Stored data entries:
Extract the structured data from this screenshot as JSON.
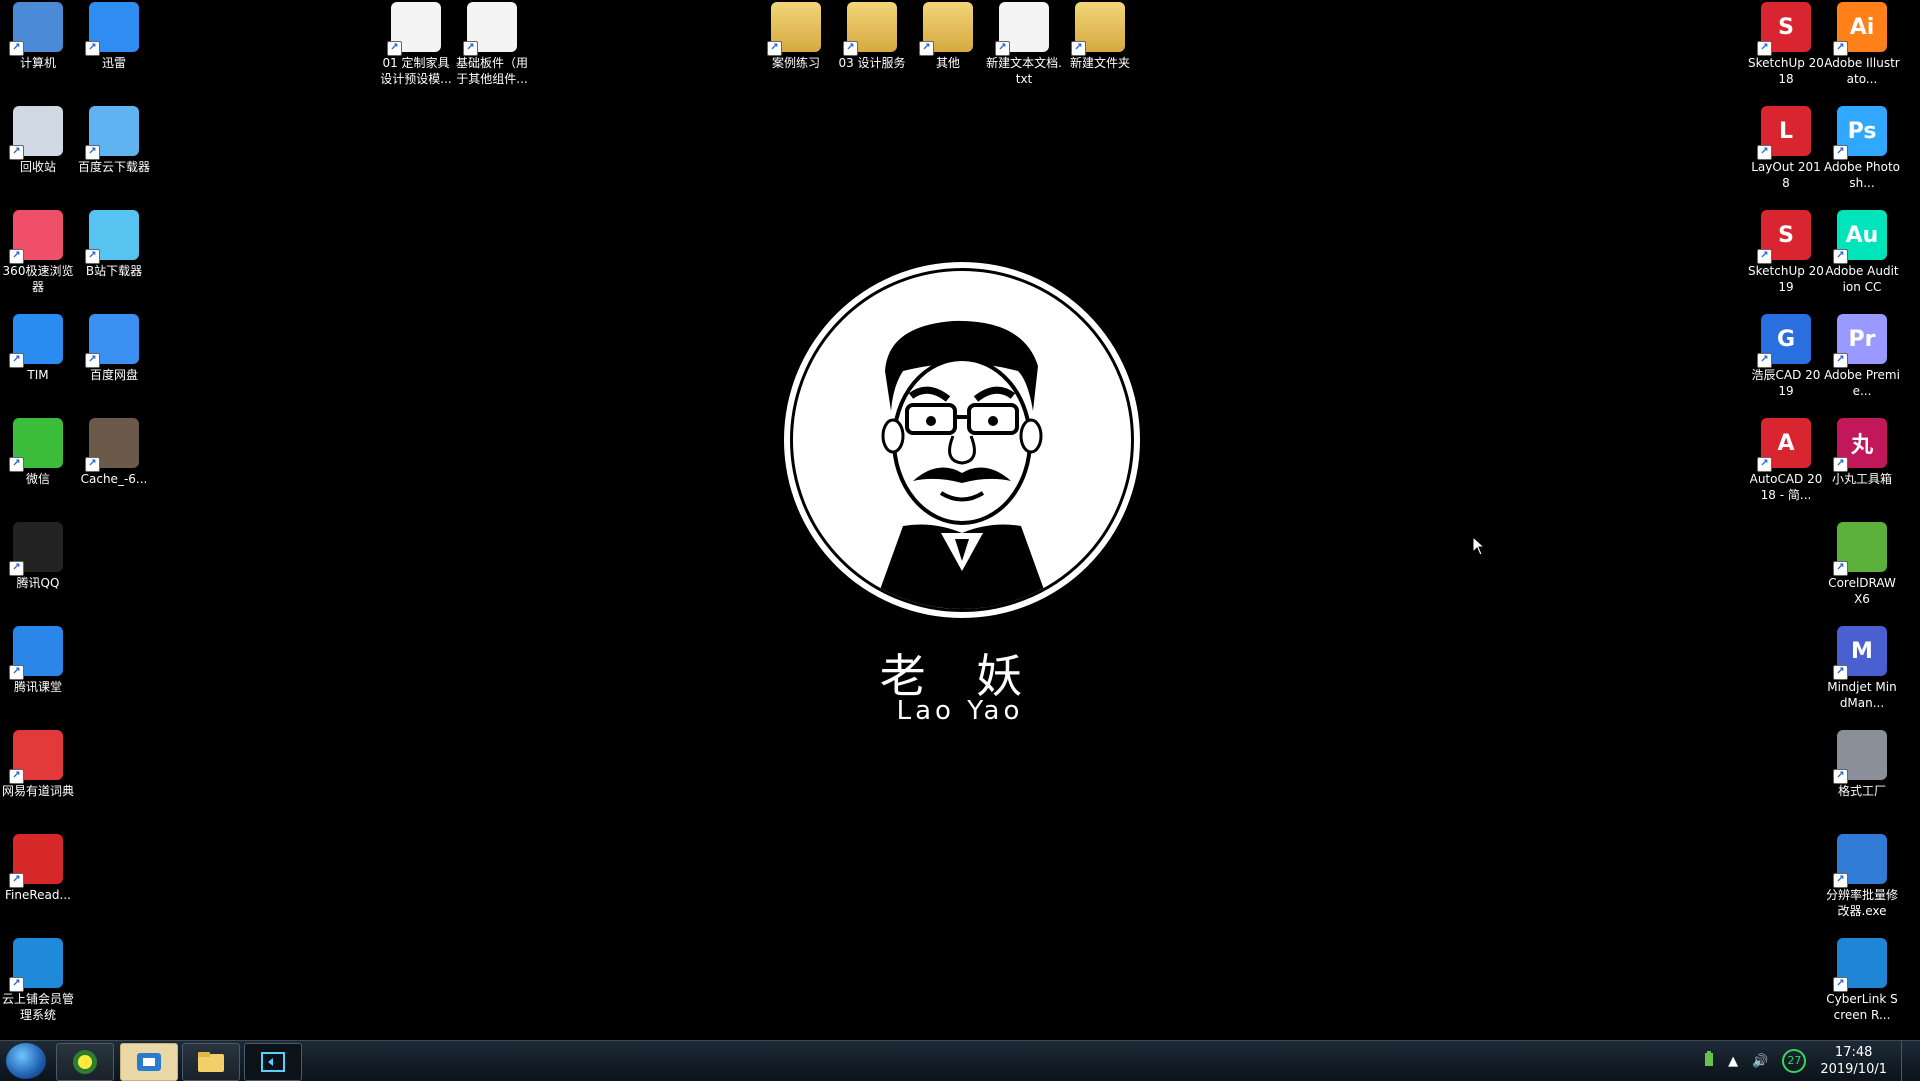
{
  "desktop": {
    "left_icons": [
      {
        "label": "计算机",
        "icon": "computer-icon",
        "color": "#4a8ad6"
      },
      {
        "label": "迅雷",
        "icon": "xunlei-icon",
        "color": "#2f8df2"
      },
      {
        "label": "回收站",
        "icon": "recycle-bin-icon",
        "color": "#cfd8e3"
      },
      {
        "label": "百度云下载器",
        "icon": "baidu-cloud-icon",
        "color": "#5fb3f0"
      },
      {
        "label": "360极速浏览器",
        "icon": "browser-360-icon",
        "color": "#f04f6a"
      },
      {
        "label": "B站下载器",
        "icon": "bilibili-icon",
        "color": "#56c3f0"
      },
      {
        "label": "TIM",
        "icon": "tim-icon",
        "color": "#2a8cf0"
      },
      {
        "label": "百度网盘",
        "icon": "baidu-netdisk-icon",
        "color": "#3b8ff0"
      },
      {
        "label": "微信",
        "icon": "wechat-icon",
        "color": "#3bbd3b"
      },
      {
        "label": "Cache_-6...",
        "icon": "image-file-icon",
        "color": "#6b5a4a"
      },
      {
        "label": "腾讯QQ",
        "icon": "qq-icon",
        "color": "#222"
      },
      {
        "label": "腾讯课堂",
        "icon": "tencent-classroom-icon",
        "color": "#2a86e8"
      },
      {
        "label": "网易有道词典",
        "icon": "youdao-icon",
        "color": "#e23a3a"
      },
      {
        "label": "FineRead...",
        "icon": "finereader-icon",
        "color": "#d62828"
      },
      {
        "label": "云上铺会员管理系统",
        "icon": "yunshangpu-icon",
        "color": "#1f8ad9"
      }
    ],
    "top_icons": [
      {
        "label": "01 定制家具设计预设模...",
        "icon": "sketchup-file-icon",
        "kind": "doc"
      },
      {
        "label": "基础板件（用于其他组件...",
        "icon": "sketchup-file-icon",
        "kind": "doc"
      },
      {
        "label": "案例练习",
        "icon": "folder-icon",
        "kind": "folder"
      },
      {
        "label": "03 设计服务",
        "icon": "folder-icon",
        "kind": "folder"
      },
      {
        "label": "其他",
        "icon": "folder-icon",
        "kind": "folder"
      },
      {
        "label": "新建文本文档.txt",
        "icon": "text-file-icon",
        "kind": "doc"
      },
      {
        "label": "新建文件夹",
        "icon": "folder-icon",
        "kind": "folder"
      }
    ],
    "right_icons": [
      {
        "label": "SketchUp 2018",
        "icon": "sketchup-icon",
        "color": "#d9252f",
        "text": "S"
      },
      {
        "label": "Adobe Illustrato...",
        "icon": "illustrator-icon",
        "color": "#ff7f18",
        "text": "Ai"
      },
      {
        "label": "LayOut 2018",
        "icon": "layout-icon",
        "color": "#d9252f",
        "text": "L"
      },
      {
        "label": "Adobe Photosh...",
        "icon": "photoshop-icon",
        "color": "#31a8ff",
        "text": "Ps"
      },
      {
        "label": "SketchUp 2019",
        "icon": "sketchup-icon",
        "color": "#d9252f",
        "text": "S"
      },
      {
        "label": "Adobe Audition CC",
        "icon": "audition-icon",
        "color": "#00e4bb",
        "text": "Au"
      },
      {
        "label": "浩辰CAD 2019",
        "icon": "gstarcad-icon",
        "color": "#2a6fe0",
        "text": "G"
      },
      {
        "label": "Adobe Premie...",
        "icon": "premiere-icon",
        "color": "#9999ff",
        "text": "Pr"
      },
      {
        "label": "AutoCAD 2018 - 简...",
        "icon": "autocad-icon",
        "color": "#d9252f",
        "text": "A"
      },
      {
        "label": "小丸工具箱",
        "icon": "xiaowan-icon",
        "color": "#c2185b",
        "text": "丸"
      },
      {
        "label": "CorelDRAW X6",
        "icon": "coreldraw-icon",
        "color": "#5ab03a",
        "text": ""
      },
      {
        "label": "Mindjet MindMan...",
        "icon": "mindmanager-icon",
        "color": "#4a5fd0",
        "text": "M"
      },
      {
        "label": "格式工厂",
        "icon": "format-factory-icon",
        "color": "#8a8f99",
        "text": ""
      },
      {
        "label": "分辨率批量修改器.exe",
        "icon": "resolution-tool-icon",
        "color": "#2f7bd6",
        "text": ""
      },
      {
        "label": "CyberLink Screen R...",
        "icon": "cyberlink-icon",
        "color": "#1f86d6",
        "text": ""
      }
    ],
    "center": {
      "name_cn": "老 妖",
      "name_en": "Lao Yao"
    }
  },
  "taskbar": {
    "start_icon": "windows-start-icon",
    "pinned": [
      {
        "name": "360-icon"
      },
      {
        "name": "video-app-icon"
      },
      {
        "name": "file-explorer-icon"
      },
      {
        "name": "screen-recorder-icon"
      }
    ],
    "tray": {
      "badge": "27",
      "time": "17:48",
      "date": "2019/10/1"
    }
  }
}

==

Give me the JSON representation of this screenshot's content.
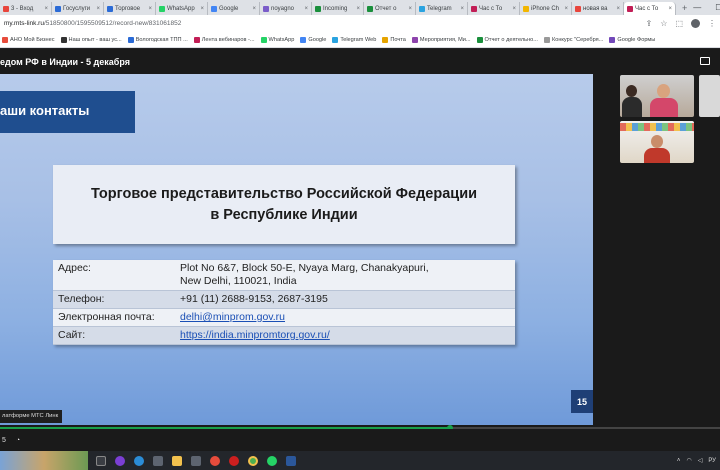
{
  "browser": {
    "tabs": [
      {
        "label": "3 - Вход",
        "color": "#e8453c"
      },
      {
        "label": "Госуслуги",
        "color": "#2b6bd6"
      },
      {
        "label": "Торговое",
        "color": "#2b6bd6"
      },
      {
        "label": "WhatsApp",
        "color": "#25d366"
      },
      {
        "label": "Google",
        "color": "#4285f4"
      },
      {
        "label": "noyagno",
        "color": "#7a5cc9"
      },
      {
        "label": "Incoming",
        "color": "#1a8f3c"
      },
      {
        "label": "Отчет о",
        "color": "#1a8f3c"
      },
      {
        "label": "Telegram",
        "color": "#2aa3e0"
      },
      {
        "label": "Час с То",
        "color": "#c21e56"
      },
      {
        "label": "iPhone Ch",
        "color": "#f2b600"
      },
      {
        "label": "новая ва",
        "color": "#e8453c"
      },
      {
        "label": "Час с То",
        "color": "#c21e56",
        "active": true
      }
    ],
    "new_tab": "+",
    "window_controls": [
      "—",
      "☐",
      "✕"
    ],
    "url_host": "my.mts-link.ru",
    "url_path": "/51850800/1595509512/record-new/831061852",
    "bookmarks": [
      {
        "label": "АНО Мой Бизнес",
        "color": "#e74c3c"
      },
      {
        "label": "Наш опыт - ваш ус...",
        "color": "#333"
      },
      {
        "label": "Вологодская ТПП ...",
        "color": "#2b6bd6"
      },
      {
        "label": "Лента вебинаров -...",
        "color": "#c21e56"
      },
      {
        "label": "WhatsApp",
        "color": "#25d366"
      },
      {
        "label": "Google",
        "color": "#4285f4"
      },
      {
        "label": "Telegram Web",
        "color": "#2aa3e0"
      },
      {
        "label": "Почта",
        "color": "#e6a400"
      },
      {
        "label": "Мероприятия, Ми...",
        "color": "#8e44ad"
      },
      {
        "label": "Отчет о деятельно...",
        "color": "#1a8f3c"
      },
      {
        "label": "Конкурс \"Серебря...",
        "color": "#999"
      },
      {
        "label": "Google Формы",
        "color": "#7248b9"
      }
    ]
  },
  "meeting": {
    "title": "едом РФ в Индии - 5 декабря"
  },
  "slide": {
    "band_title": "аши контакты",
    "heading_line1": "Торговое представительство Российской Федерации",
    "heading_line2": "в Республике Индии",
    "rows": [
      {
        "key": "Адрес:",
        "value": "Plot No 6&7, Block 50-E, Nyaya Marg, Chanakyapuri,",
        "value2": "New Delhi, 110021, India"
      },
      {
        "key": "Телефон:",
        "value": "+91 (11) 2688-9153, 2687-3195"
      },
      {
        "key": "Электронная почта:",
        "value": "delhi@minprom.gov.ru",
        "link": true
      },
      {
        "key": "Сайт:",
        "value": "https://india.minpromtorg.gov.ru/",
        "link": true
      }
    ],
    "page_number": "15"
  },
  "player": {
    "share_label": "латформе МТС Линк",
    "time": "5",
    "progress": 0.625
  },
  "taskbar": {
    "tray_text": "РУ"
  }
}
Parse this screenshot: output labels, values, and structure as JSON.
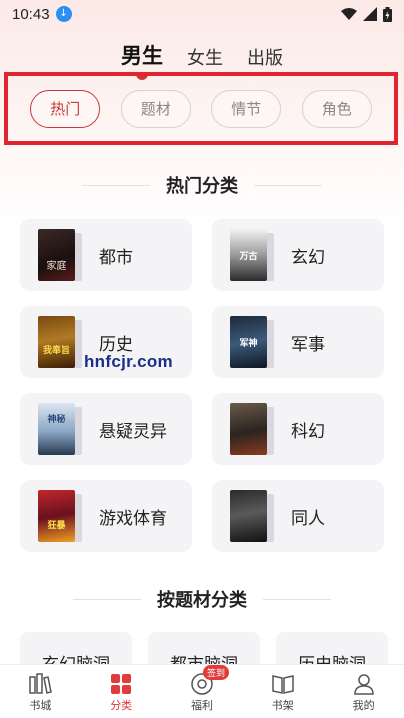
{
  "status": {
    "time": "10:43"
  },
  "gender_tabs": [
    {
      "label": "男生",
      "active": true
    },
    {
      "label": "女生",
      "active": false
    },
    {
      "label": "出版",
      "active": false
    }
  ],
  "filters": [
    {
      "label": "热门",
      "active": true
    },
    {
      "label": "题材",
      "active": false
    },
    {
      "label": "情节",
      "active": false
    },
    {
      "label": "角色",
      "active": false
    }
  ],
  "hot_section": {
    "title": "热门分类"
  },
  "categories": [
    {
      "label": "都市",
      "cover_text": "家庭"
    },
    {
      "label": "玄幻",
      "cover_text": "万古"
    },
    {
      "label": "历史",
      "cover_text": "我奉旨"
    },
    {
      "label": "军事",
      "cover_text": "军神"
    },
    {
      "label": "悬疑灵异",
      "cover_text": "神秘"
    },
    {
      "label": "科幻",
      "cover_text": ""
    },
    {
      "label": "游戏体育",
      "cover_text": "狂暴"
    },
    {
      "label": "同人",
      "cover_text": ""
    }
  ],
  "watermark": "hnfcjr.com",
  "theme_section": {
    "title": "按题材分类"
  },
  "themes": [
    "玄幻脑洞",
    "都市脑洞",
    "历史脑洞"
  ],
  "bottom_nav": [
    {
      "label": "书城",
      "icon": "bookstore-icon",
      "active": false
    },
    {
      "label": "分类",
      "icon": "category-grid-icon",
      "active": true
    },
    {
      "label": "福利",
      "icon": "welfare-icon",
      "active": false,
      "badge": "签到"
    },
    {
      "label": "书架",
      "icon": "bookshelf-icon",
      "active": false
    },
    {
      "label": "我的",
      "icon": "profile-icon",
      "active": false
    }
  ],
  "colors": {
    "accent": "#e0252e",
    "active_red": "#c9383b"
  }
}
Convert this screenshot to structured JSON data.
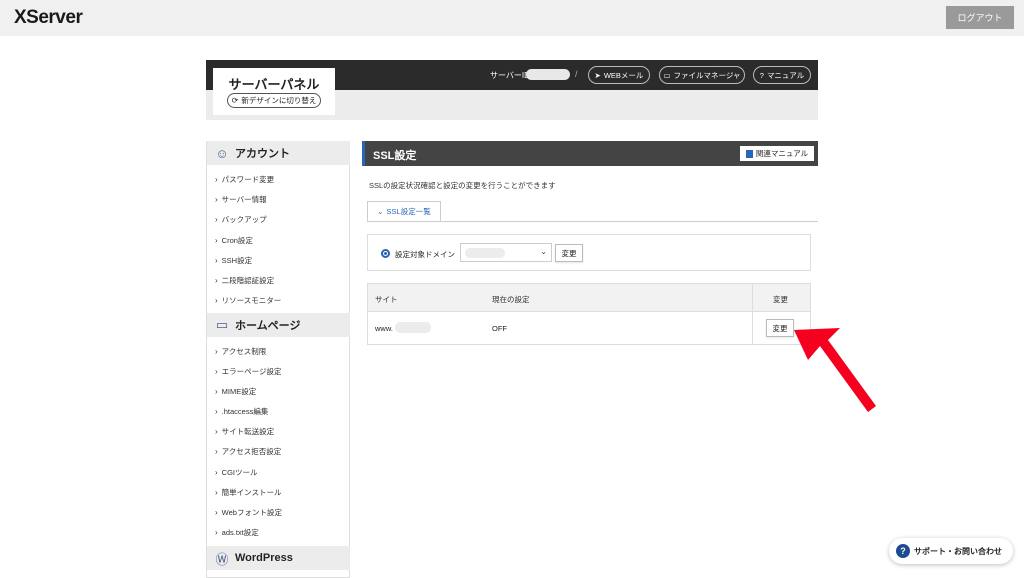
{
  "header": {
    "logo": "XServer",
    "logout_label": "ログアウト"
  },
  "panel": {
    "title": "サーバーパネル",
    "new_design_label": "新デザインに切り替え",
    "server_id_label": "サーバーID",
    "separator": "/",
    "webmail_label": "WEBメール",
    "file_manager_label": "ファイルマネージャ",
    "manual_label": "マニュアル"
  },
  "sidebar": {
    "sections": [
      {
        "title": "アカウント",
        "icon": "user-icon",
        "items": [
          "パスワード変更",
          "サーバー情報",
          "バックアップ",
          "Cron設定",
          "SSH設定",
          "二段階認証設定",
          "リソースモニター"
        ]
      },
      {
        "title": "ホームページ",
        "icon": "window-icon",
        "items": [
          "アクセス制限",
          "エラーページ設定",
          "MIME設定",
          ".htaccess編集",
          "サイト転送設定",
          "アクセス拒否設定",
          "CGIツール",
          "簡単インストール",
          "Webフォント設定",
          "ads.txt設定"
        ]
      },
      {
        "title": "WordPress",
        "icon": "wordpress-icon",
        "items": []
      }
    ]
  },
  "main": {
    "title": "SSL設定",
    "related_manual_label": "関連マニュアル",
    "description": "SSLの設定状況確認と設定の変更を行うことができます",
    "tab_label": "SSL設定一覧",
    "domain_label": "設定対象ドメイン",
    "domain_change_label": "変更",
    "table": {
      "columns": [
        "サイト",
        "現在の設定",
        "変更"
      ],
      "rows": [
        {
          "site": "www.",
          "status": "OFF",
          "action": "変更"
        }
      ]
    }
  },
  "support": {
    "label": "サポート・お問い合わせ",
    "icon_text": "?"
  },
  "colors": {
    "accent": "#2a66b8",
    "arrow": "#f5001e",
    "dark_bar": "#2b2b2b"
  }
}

§ **CHALLENGE**
Find the lines holding "this" and list every one.

§ **WORKED ANSWER**
Extract the structured data from this screenshot as JSON.
Give me the JSON representation of this screenshot's content.
Parse this screenshot: output labels, values, and structure as JSON.
Convert this screenshot to structured JSON data.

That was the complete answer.